Can you convert every line of the items below into a numbered list, skipping blank lines and leaving the pictures out of your answer?

[Image layout annotations]
▽

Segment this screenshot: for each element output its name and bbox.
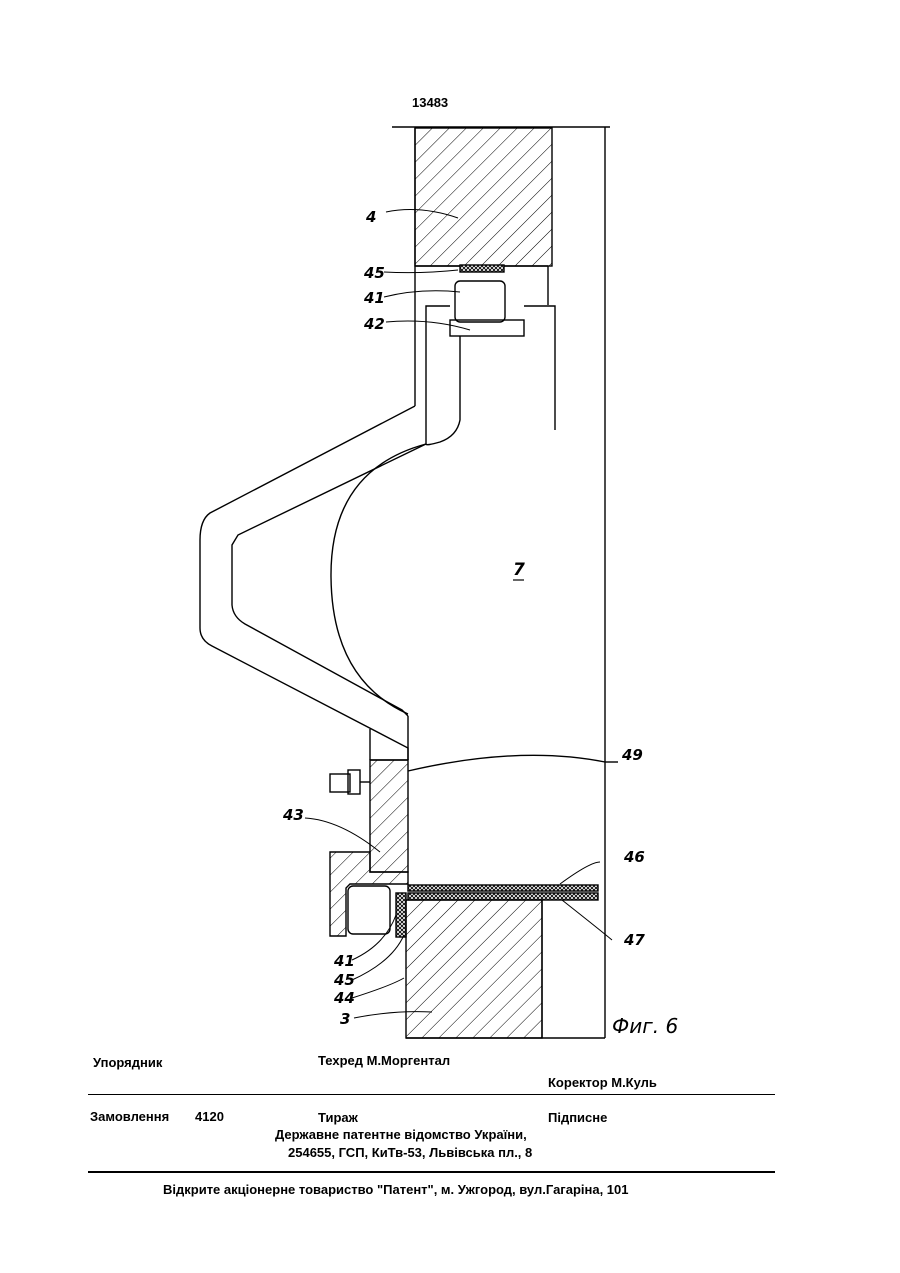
- upper-roller-41: [455, 281, 505, 322]
- lower-roller-41: [348, 886, 390, 934]
- label-part-46: 46: [624, 848, 645, 866]
- order-number: 4120: [195, 1109, 224, 1124]
- label-part-43: 43: [283, 806, 304, 824]
- label-part-44: 44: [334, 989, 355, 1007]
- upper-seal-45: [460, 265, 504, 272]
- upper-block-part-4: [415, 128, 552, 266]
- circulation-label: Тираж: [318, 1110, 358, 1125]
- corrector: Коректор М.Куль: [548, 1075, 657, 1090]
- label-part-49: 49: [622, 746, 643, 764]
- order-label: Замовлення: [90, 1109, 169, 1124]
- drawing-lines: [200, 127, 618, 1038]
- label-part-41-lower: 41: [334, 952, 355, 970]
- lower-block-part-3: [406, 900, 542, 1038]
- office-line-1: Державне патентне відомство України,: [275, 1127, 527, 1142]
- technical-drawing: [0, 0, 900, 1060]
- lower-seal-45: [396, 893, 406, 937]
- figure-caption: Фиг. 6: [612, 1014, 678, 1038]
- compiler-label: Упорядник: [93, 1055, 162, 1070]
- plate-47: [408, 893, 598, 900]
- label-part-45-lower: 45: [334, 971, 355, 989]
- label-part-4: 4: [366, 208, 376, 226]
- label-part-42: 42: [364, 315, 385, 333]
- signed-label: Підписне: [548, 1110, 607, 1125]
- footer-divider-bottom: [88, 1171, 775, 1173]
- plate-46: [408, 885, 598, 891]
- block-43: [370, 760, 408, 872]
- footer-divider-top: [88, 1094, 775, 1095]
- bolt-head: [330, 774, 350, 792]
- label-part-45-upper: 45: [364, 264, 385, 282]
- label-part-7: 7: [513, 560, 525, 580]
- label-part-3: 3: [340, 1010, 350, 1028]
- office-line-2: 254655, ГСП, КиТв-53, Львівська пл., 8: [288, 1145, 532, 1160]
- tech-editor: Техред М.Моргентал: [318, 1053, 450, 1068]
- label-part-47: 47: [624, 931, 645, 949]
- label-part-41-upper: 41: [364, 289, 385, 307]
- publisher-line: Відкрите акціонерне товариство "Патент",…: [163, 1182, 629, 1197]
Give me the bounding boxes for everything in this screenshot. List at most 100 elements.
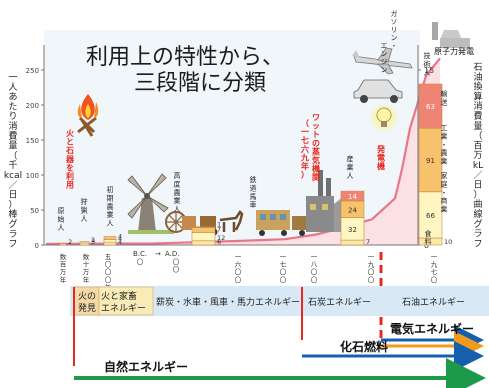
- wood-water-energy-label: 薪炭・水車・風車・馬力エネルギー: [156, 296, 300, 308]
- car-icon: [353, 79, 403, 103]
- vertical-char: 五: [105, 253, 112, 261]
- vertical-char: 七: [280, 260, 287, 269]
- vertical-char: 狩: [81, 197, 88, 206]
- vertical-char: ソ: [391, 18, 398, 26]
- vertical-char: フ: [473, 239, 482, 249]
- bar-segment: [103, 241, 117, 246]
- vertical-char: ・: [391, 42, 398, 50]
- vertical-char: 農: [174, 188, 181, 197]
- vertical-char: 器: [65, 155, 75, 164]
- bar-data-label: 4: [118, 235, 122, 243]
- vertical-char: 〇: [105, 261, 112, 269]
- bar-data-label: 4: [118, 238, 122, 246]
- vertical-char: 術: [424, 59, 431, 68]
- category-food: 食料: [425, 229, 432, 246]
- vertical-char: 一: [311, 253, 318, 261]
- vertical-char: 一: [301, 128, 309, 137]
- bar-data-label: 3: [91, 238, 95, 246]
- era-early-farmer: 初期農業人: [107, 185, 114, 228]
- vertical-char: り: [8, 111, 17, 122]
- vertical-char: 業: [441, 131, 448, 140]
- vertical-char: 関: [312, 172, 320, 182]
- vertical-char: 石: [473, 63, 482, 73]
- vertical-char: （: [473, 131, 482, 142]
- left-tick-label: 200: [26, 102, 39, 110]
- x-tick-bc: 〇: [137, 258, 144, 266]
- bar-data-label: 63: [426, 103, 435, 111]
- vertical-char: 業: [441, 205, 448, 214]
- vertical-char: 千: [8, 160, 17, 171]
- vertical-char: ン: [391, 34, 398, 42]
- bar-data-label: 7: [366, 238, 370, 246]
- x-tick-5000: 五〇〇〇年: [105, 253, 112, 291]
- vertical-char: 消: [473, 100, 482, 112]
- vertical-char: 曲: [473, 199, 482, 210]
- waterwheel-icon: [165, 211, 196, 233]
- coal-energy-label: 石炭エネルギー: [308, 297, 371, 308]
- vertical-char: 〇: [105, 268, 112, 276]
- vertical-char: kcal: [4, 171, 22, 181]
- vertical-char: 用: [65, 181, 74, 190]
- vertical-char: 万: [83, 268, 90, 276]
- vertical-char: ン: [381, 66, 388, 74]
- bar-segment: [191, 226, 216, 228]
- vertical-char: 蒸: [312, 146, 320, 156]
- vertical-char: 七: [431, 267, 438, 276]
- vertical-char: 一: [431, 253, 438, 261]
- era-tech: 技術人: [424, 51, 431, 77]
- vertical-char: 初: [107, 185, 114, 194]
- vertical-char: 費: [473, 110, 482, 122]
- vertical-char: 人: [58, 224, 65, 232]
- left-tick-label: 50: [30, 207, 39, 215]
- bar-data-label: 66: [426, 212, 435, 220]
- bar-data-label: 91: [426, 157, 435, 165]
- vertical-char: 人: [424, 69, 431, 77]
- vertical-char: 〇: [105, 276, 112, 284]
- vertical-char: 費: [8, 130, 17, 142]
- bar-data-label: 10: [444, 238, 452, 246]
- era-advanced-farmer: 高度農業人: [174, 171, 181, 214]
- lightbulb-icon: [368, 102, 400, 134]
- oil-consumption-area: [46, 58, 440, 245]
- nuclear-label: 原子力発電: [434, 46, 474, 56]
- vertical-char: あ: [8, 92, 17, 103]
- vertical-char: 業: [174, 196, 181, 205]
- vertical-char: 発: [376, 144, 386, 154]
- x-tick-ad: 〇〇: [173, 258, 180, 274]
- vertical-char: 日: [473, 180, 482, 191]
- vertical-char: ）: [301, 170, 309, 180]
- vertical-char: 十: [83, 260, 90, 269]
- vertical-char: グ: [473, 218, 482, 230]
- vertical-char: 産: [347, 154, 354, 163]
- bar-data-label: 14: [348, 193, 357, 201]
- bar-segment: [103, 236, 117, 240]
- nuclear-plant-icon: [432, 22, 470, 48]
- bar-segment: [340, 239, 365, 246]
- vertical-char: 鉄: [250, 175, 257, 184]
- vertical-char: た: [8, 101, 17, 112]
- vertical-char: 百: [473, 140, 482, 151]
- bar-segment: [79, 242, 90, 246]
- engine-annotation: エンジン: [381, 42, 388, 74]
- vertical-char: グ: [8, 218, 17, 230]
- vertical-char: ワ: [312, 113, 320, 122]
- vertical-char: ッ: [312, 122, 320, 131]
- vertical-char: ジ: [381, 58, 388, 66]
- vertical-char: 業: [441, 157, 448, 166]
- vertical-char: と: [66, 138, 74, 147]
- vertical-char: 猟: [81, 205, 88, 214]
- vertical-char: 〇: [368, 268, 375, 276]
- vertical-char: 一: [235, 253, 242, 261]
- vertical-char: 六: [235, 260, 242, 269]
- vertical-char: 量: [8, 141, 17, 152]
- vertical-char: 気: [312, 155, 320, 165]
- bar-data-label: 7: [217, 225, 221, 233]
- vertical-char: 家: [441, 171, 448, 180]
- vertical-char: 換: [473, 81, 482, 93]
- vertical-char: 商: [441, 196, 448, 205]
- vertical-char: 〇: [431, 276, 438, 284]
- vertical-char: 食: [425, 229, 432, 238]
- vertical-char: ／: [473, 170, 482, 181]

△

● Exercise output:
1. Segment this screenshot: for each element output its name and bbox.
2. - upper-roller-41: [455, 281, 505, 322]
3. - lower-roller-41: [348, 886, 390, 934]
4. - label-part-46: 46: [624, 848, 645, 866]
5. - order-number: 4120: [195, 1109, 224, 1124]
6. - label-part-43: 43: [283, 806, 304, 824]
7. - label-part-44: 44: [334, 989, 355, 1007]
8. - upper-seal-45: [460, 265, 504, 272]
9. - upper-block-part-4: [415, 128, 552, 266]
10. - circulation-label: Тираж: [318, 1110, 358, 1125]
11. - corrector: Коректор М.Куль: [548, 1075, 657, 1090]
12. - label-part-49: 49: [622, 746, 643, 764]
13. - order-label: Замовлення: [90, 1109, 169, 1124]
14. - drawing-lines: [200, 127, 618, 1038]
15. - label-part-41-lower: 41: [334, 952, 355, 970]
16. - lower-block-part-3: [406, 900, 542, 1038]
17. - office-line-1: Державне патентне відомство України,: [275, 1127, 527, 1142]
18. - technical-drawing: [0, 0, 900, 1060]
19. - lower-seal-45: [396, 893, 406, 937]
20. - figure-caption: Фиг. 6: [612, 1014, 678, 1038]
21. - compiler-label: Упорядник: [93, 1055, 162, 1070]
22. - plate-47: [408, 893, 598, 900]
23. - label-part-45-lower: 45: [334, 971, 355, 989]
24. - label-part-4: 4: [366, 208, 376, 226]
25. - label-part-42: 42: [364, 315, 385, 333]
26. - signed-label: Підписне: [548, 1110, 607, 1125]
27. - footer-divider-bottom: [88, 1171, 775, 1173]
28. - plate-46: [408, 885, 598, 891]
29. - block-43: [370, 760, 408, 872]
30. - footer-divider-top: [88, 1094, 775, 1095]
31. - bolt-head: [330, 774, 350, 792]
32. - label-part-45-upper: 45: [364, 264, 385, 282]
33. - label-part-7: 7: [513, 560, 525, 580]
34. - label-part-3: 3: [340, 1010, 350, 1028]
35. - office-line-2: 254655, ГСП, КиТв-53, Львівська пл., 8: [288, 1145, 532, 1160]
36. - tech-editor: Техред М.Моргентал: [318, 1053, 450, 1068]
37. - label-part-47: 47: [624, 931, 645, 949]
38. - label-part-41-upper: 41: [364, 289, 385, 307]
39. - publisher-line: Відкрите акціонерне товариство "Патент",…: [163, 1182, 629, 1197]
40. Give me the bounding boxes for everything in this screenshot. List at most 100 elements.
41. - wood-water-energy-label: 薪炭・水車・風車・馬力エネルギー: [156, 296, 300, 308]
42. - car-icon: [353, 79, 403, 103]
43. - vertical-char: 五: [105, 253, 112, 261]
44. - vertical-char: 七: [280, 260, 287, 269]
45. - vertical-char: 狩: [81, 197, 88, 206]
46. - vertical-char: ソ: [391, 18, 398, 26]
47. - vertical-char: フ: [473, 239, 482, 249]
48. - bar-segment: [103, 241, 117, 246]
49. - vertical-char: ・: [391, 42, 398, 50]
50. - vertical-char: 農: [174, 188, 181, 197]
51. - vertical-char: 器: [65, 155, 75, 164]
52. - bar-data-label: 4: [118, 235, 122, 243]
53. - vertical-char: 〇: [105, 261, 112, 269]
54. - bar-data-label: 4: [118, 238, 122, 246]
55. - vertical-char: 術: [424, 59, 431, 68]
56. - category-food: 食料: [425, 229, 432, 246]
57. - vertical-char: 一: [311, 253, 318, 261]
58. - vertical-char: 一: [301, 128, 309, 137]
59. - bar-data-label: 3: [91, 238, 95, 246]
60. - era-early-farmer: 初期農業人: [107, 185, 114, 228]
61. - vertical-char: り: [8, 111, 17, 122]
62. - vertical-char: 業: [441, 131, 448, 140]
63. - vertical-char: 関: [312, 172, 320, 182]
64. - vertical-char: 石: [473, 63, 482, 73]
65. - vertical-char: （: [473, 131, 482, 142]
66. - left-tick-label: 200: [26, 102, 39, 110]
67. - x-tick-bc: 〇: [137, 258, 144, 266]
68. - bar-data-label: 63: [426, 103, 435, 111]
69. - vertical-char: 業: [441, 205, 448, 214]
70. - vertical-char: 千: [8, 160, 17, 171]
71. - vertical-char: ン: [391, 34, 398, 42]
72. - bar-data-label: 7: [366, 238, 370, 246]
73. - x-tick-5000: 五〇〇〇年: [105, 253, 112, 291]
74. - vertical-char: 消: [473, 100, 482, 112]
75. - vertical-char: 曲: [473, 199, 482, 210]
76. - waterwheel-icon: [165, 211, 196, 233]
77. - coal-energy-label: 石炭エネルギー: [308, 297, 371, 308]
78. - vertical-char: 〇: [105, 268, 112, 276]
79. - vertical-char: kcal: [4, 171, 22, 181]
80. - vertical-char: 用: [65, 181, 74, 190]
81. - vertical-char: 万: [83, 268, 90, 276]
82. - vertical-char: ン: [381, 66, 388, 74]
83. - bar-segment: [191, 226, 216, 228]
84. - vertical-char: 蒸: [312, 146, 320, 156]
85. - vertical-char: 七: [431, 267, 438, 276]
86. - vertical-char: 一: [431, 253, 438, 261]
87. - era-tech: 技術人: [424, 51, 431, 77]
88. - vertical-char: 初: [107, 185, 114, 194]
89. - vertical-char: 費: [473, 110, 482, 122]
90. - vertical-char: 人: [58, 224, 65, 232]
91. - left-tick-label: 50: [30, 207, 39, 215]
92. - bar-data-label: 66: [426, 212, 435, 220]
93. - bar-data-label: 91: [426, 157, 435, 165]
94. - vertical-char: 人: [424, 69, 431, 77]
95. - vertical-char: 〇: [105, 276, 112, 284]
96. - vertical-char: 費: [8, 130, 17, 142]
97. - bar-data-label: 10: [444, 238, 452, 246]
98. - era-advanced-farmer: 高度農業人: [174, 171, 181, 214]
99. - lightbulb-icon: [368, 102, 400, 134]
100. - oil-consumption-area: [46, 58, 440, 245]
101. - nuclear-label: 原子力発電: [434, 46, 474, 56]
102. - vertical-char: あ: [8, 92, 17, 103]
103. - vertical-char: 業: [174, 196, 181, 205]
104. - vertical-char: 発: [376, 144, 386, 154]
105. - x-tick-ad: 〇〇: [173, 258, 180, 274]
106. - vertical-char: 日: [473, 180, 482, 191]
107. - vertical-char: ）: [301, 170, 309, 180]
108. - vertical-char: 十: [83, 260, 90, 269]
109. - vertical-char: グ: [473, 218, 482, 230]
110. - vertical-char: 産: [347, 154, 354, 163]
111. - bar-data-label: 14: [348, 193, 357, 201]
112. - bar-segment: [103, 236, 117, 240]
113. - nuclear-plant-icon: [432, 22, 470, 48]
114. - bar-segment: [340, 239, 365, 246]
115. - vertical-char: 鉄: [250, 175, 257, 184]
116. - vertical-char: た: [8, 101, 17, 112]
117. - vertical-char: 百: [473, 140, 482, 151]
118. - bar-segment: [79, 242, 90, 246]
119. - engine-annotation: エンジン: [381, 42, 388, 74]
120. - vertical-char: グ: [8, 218, 17, 230]
121. - vertical-char: ワ: [312, 113, 320, 122]
122. - vertical-char: ッ: [312, 122, 320, 131]
123. - vertical-char: ジ: [381, 58, 388, 66]
124. - vertical-char: 業: [441, 157, 448, 166]
125. - vertical-char: と: [66, 138, 74, 147]
126. - vertical-char: 猟: [81, 205, 88, 214]
127. - vertical-char: 〇: [368, 268, 375, 276]
128. - vertical-char: 一: [235, 253, 242, 261]
129. - vertical-char: 六: [235, 260, 242, 269]
130. - vertical-char: 量: [8, 141, 17, 152]
131. - vertical-char: 気: [312, 155, 320, 165]
132. - bar-data-label: 7: [217, 225, 221, 233]
133. - vertical-char: 家: [441, 171, 448, 180]
134. - vertical-char: 換: [473, 81, 482, 93]
135. - vertical-char: 商: [441, 196, 448, 205]
136. - vertical-char: 〇: [431, 276, 438, 284]
137. - vertical-char: 食: [425, 229, 432, 238]
138. - vertical-char: ／: [473, 170, 482, 181]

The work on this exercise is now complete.